:: Supplied material
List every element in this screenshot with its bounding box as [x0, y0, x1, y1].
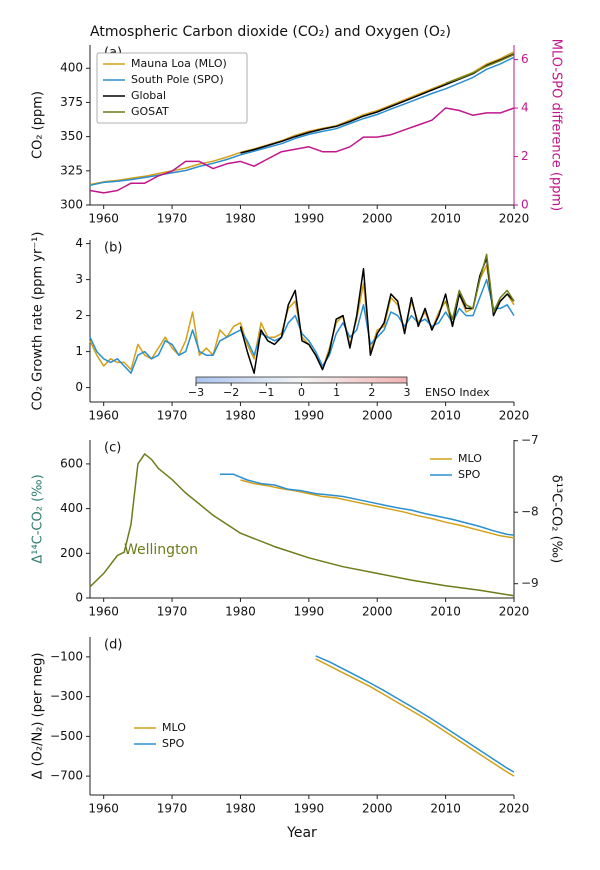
x-tick-label: 1990: [294, 409, 325, 423]
series-line: [89, 51, 515, 186]
y2-tick-label: −9: [521, 576, 539, 590]
x-tick-label: 1980: [225, 605, 256, 619]
legend-label: MLO: [162, 721, 186, 734]
x-tick-label: 1990: [294, 212, 325, 226]
legend-label: South Pole (SPO): [131, 73, 224, 86]
y-tick-label: −300: [50, 689, 83, 703]
legend-label: SPO: [162, 737, 185, 750]
x-tick-label: 1970: [157, 605, 188, 619]
series-line: [445, 53, 515, 85]
y-tick-label: 375: [60, 95, 83, 109]
series-line: [315, 658, 515, 777]
chart-title: Atmospheric Carbon dioxide (CO₂) and Oxy…: [90, 24, 451, 40]
colorbar-tick-label: −2: [223, 386, 239, 399]
colorbar-tick-label: −3: [188, 386, 204, 399]
x-tick-label: 2000: [362, 605, 393, 619]
x-axis-label: Year: [286, 825, 317, 841]
y-tick-label: 600: [60, 456, 83, 470]
colorbar-tick-label: −1: [258, 386, 274, 399]
panel-label: (d): [104, 638, 122, 653]
series-line: [240, 53, 515, 154]
y-tick-label: 3: [75, 272, 83, 286]
y-tick-label: 2: [75, 308, 83, 322]
panel-label: (b): [104, 241, 122, 256]
x-tick-label: 2020: [499, 212, 530, 226]
x-tick-label: 2000: [362, 802, 393, 816]
x-tick-label: 1960: [88, 212, 119, 226]
series-line: [239, 257, 515, 374]
legend-label: SPO: [458, 468, 481, 481]
colorbar-label: ENSO Index: [425, 386, 490, 399]
series-line: [89, 107, 515, 194]
y2-axis-label: MLO-SPO difference (ppm): [549, 39, 564, 211]
y-tick-label: −700: [50, 769, 83, 783]
x-tick-label: 1980: [225, 409, 256, 423]
x-tick-label: 1970: [157, 409, 188, 423]
y-axis-label: Δ¹⁴C-CO₂ (‰): [31, 474, 46, 563]
legend-frame: [96, 52, 248, 124]
y2-tick-label: 2: [521, 149, 529, 163]
series-line: [240, 479, 515, 539]
x-tick-label: 2010: [430, 212, 461, 226]
series-line: [315, 655, 515, 773]
series-line: [444, 253, 515, 320]
x-tick-label: 2010: [430, 802, 461, 816]
y2-tick-label: 6: [521, 52, 529, 66]
x-tick-label: 2000: [362, 212, 393, 226]
x-tick-label: 2000: [362, 409, 393, 423]
colorbar-tick-label: 3: [404, 386, 411, 399]
y-axis-label: CO₂ (ppm): [31, 91, 46, 159]
y-tick-label: 400: [60, 61, 83, 75]
y-tick-label: −500: [50, 729, 83, 743]
y2-tick-label: −7: [521, 433, 539, 447]
x-tick-label: 2010: [430, 605, 461, 619]
series-line: [89, 278, 515, 374]
y-tick-label: 200: [60, 546, 83, 560]
x-tick-label: 2020: [499, 605, 530, 619]
colorbar: [195, 376, 408, 384]
colorbar-tick-label: 2: [368, 386, 375, 399]
x-tick-label: 1970: [157, 212, 188, 226]
y-tick-label: 400: [60, 501, 83, 515]
legend-label: GOSAT: [131, 105, 169, 118]
y-tick-label: 0: [75, 591, 83, 605]
y-axis-label: CO₂ Growth rate (ppm yr⁻¹): [31, 232, 46, 411]
y-tick-label: 1: [75, 344, 83, 358]
annotation: Wellington: [124, 542, 198, 558]
legend-label: MLO: [458, 452, 482, 465]
colorbar-tick-label: 0: [298, 386, 305, 399]
y-tick-label: 350: [60, 129, 83, 143]
y-tick-label: 325: [60, 163, 83, 177]
x-tick-label: 2020: [499, 802, 530, 816]
series-line: [89, 453, 515, 597]
y-tick-label: −100: [50, 649, 83, 663]
x-tick-label: 1970: [157, 802, 188, 816]
series-line: [219, 473, 515, 536]
y2-axis-label: δ¹³C-CO₂ (‰): [549, 475, 564, 563]
legend-label: Global: [131, 89, 166, 102]
x-tick-label: 1980: [225, 212, 256, 226]
x-tick-label: 1990: [294, 802, 325, 816]
x-tick-label: 1960: [88, 409, 119, 423]
y-tick-label: 300: [60, 198, 83, 212]
y2-tick-label: 4: [521, 101, 529, 115]
x-tick-label: 2020: [499, 409, 530, 423]
y-tick-label: 0: [75, 380, 83, 394]
legend-label: Mauna Loa (MLO): [131, 57, 227, 70]
x-tick-label: 1960: [88, 605, 119, 619]
y2-tick-label: 0: [521, 198, 529, 212]
colorbar-tick-label: 1: [333, 386, 340, 399]
y-axis-label: Δ (O₂/N₂) (per meg): [31, 653, 46, 780]
x-tick-label: 1980: [225, 802, 256, 816]
panel-label: (c): [104, 441, 121, 456]
x-tick-label: 1990: [294, 605, 325, 619]
y2-tick-label: −8: [521, 505, 539, 519]
x-tick-label: 2010: [430, 409, 461, 423]
x-tick-label: 1960: [88, 802, 119, 816]
y-tick-label: 4: [75, 236, 83, 250]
::::
**Request:** Copy every line of the records above word for word, leaving out the pictures.

**Answer in full:**
List every element in this screenshot with its bounding box as [x0, y0, x1, y1].
x-tick-label: 1990: [294, 409, 325, 423]
series-line: [89, 51, 515, 186]
y2-tick-label: −9: [521, 576, 539, 590]
x-tick-label: 1980: [225, 605, 256, 619]
legend-label: MLO: [162, 721, 186, 734]
x-tick-label: 1990: [294, 212, 325, 226]
legend-label: South Pole (SPO): [131, 73, 224, 86]
y-tick-label: −300: [50, 689, 83, 703]
legend-label: SPO: [162, 737, 185, 750]
x-tick-label: 1970: [157, 605, 188, 619]
series-line: [445, 53, 515, 85]
y-tick-label: 375: [60, 95, 83, 109]
series-line: [315, 658, 515, 777]
chart-title: Atmospheric Carbon dioxide (CO₂) and Oxy…: [90, 24, 451, 40]
colorbar-tick-label: −2: [223, 386, 239, 399]
colorbar-tick-label: −3: [188, 386, 204, 399]
x-tick-label: 2000: [362, 605, 393, 619]
x-axis-label: Year: [286, 825, 317, 841]
y-tick-label: 600: [60, 456, 83, 470]
colorbar-tick-label: −1: [258, 386, 274, 399]
panel-label: (d): [104, 638, 122, 653]
series-line: [240, 53, 515, 154]
y-tick-label: 3: [75, 272, 83, 286]
y-tick-label: 2: [75, 308, 83, 322]
panel-label: (b): [104, 241, 122, 256]
x-tick-label: 2020: [499, 212, 530, 226]
x-tick-label: 2000: [362, 802, 393, 816]
x-tick-label: 1960: [88, 212, 119, 226]
series-line: [239, 257, 515, 374]
legend-label: SPO: [458, 468, 481, 481]
colorbar-label: ENSO Index: [425, 386, 490, 399]
series-line: [89, 107, 515, 194]
y2-axis-label: MLO-SPO difference (ppm): [549, 39, 564, 211]
y-tick-label: −700: [50, 769, 83, 783]
x-tick-label: 1980: [225, 409, 256, 423]
x-tick-label: 1970: [157, 409, 188, 423]
y-axis-label: Δ¹⁴C-CO₂ (‰): [31, 474, 46, 563]
legend-frame: [96, 52, 248, 124]
y2-tick-label: 2: [521, 149, 529, 163]
series-line: [240, 479, 515, 539]
x-tick-label: 2010: [430, 212, 461, 226]
series-line: [315, 655, 515, 773]
series-line: [444, 253, 515, 320]
x-tick-label: 2010: [430, 802, 461, 816]
y2-tick-label: 6: [521, 52, 529, 66]
x-tick-label: 2000: [362, 212, 393, 226]
x-tick-label: 2000: [362, 409, 393, 423]
colorbar-tick-label: 3: [404, 386, 411, 399]
y-axis-label: CO₂ (ppm): [31, 91, 46, 159]
y-tick-label: 400: [60, 61, 83, 75]
y-tick-label: −500: [50, 729, 83, 743]
y2-tick-label: −7: [521, 433, 539, 447]
x-tick-label: 2010: [430, 605, 461, 619]
series-line: [89, 278, 515, 374]
y-tick-label: 200: [60, 546, 83, 560]
x-tick-label: 2020: [499, 605, 530, 619]
colorbar: [195, 376, 408, 384]
colorbar-tick-label: 2: [368, 386, 375, 399]
x-tick-label: 1970: [157, 212, 188, 226]
y-tick-label: 400: [60, 501, 83, 515]
legend-label: GOSAT: [131, 105, 169, 118]
y-tick-label: 0: [75, 591, 83, 605]
y-axis-label: CO₂ Growth rate (ppm yr⁻¹): [31, 232, 46, 411]
y-tick-label: 1: [75, 344, 83, 358]
annotation: Wellington: [124, 542, 198, 558]
legend-label: MLO: [458, 452, 482, 465]
colorbar-tick-label: 0: [298, 386, 305, 399]
y-tick-label: 350: [60, 129, 83, 143]
y-tick-label: 325: [60, 163, 83, 177]
x-tick-label: 2020: [499, 802, 530, 816]
series-line: [89, 453, 515, 597]
y-tick-label: −100: [50, 649, 83, 663]
x-tick-label: 1970: [157, 802, 188, 816]
series-line: [219, 473, 515, 536]
y2-axis-label: δ¹³C-CO₂ (‰): [549, 475, 564, 563]
legend-label: Global: [131, 89, 166, 102]
x-tick-label: 1980: [225, 212, 256, 226]
x-tick-label: 1990: [294, 802, 325, 816]
x-tick-label: 1960: [88, 409, 119, 423]
y-tick-label: 300: [60, 198, 83, 212]
y2-tick-label: 4: [521, 101, 529, 115]
x-tick-label: 2020: [499, 409, 530, 423]
y-tick-label: 0: [75, 380, 83, 394]
legend-label: Mauna Loa (MLO): [131, 57, 227, 70]
x-tick-label: 1960: [88, 605, 119, 619]
y2-tick-label: 0: [521, 198, 529, 212]
colorbar-tick-label: 1: [333, 386, 340, 399]
y-axis-label: Δ (O₂/N₂) (per meg): [31, 653, 46, 780]
x-tick-label: 1980: [225, 802, 256, 816]
panel-label: (c): [104, 441, 121, 456]
x-tick-label: 1990: [294, 605, 325, 619]
y2-tick-label: −8: [521, 505, 539, 519]
x-tick-label: 2010: [430, 409, 461, 423]
x-tick-label: 1960: [88, 802, 119, 816]
y-tick-label: 4: [75, 236, 83, 250]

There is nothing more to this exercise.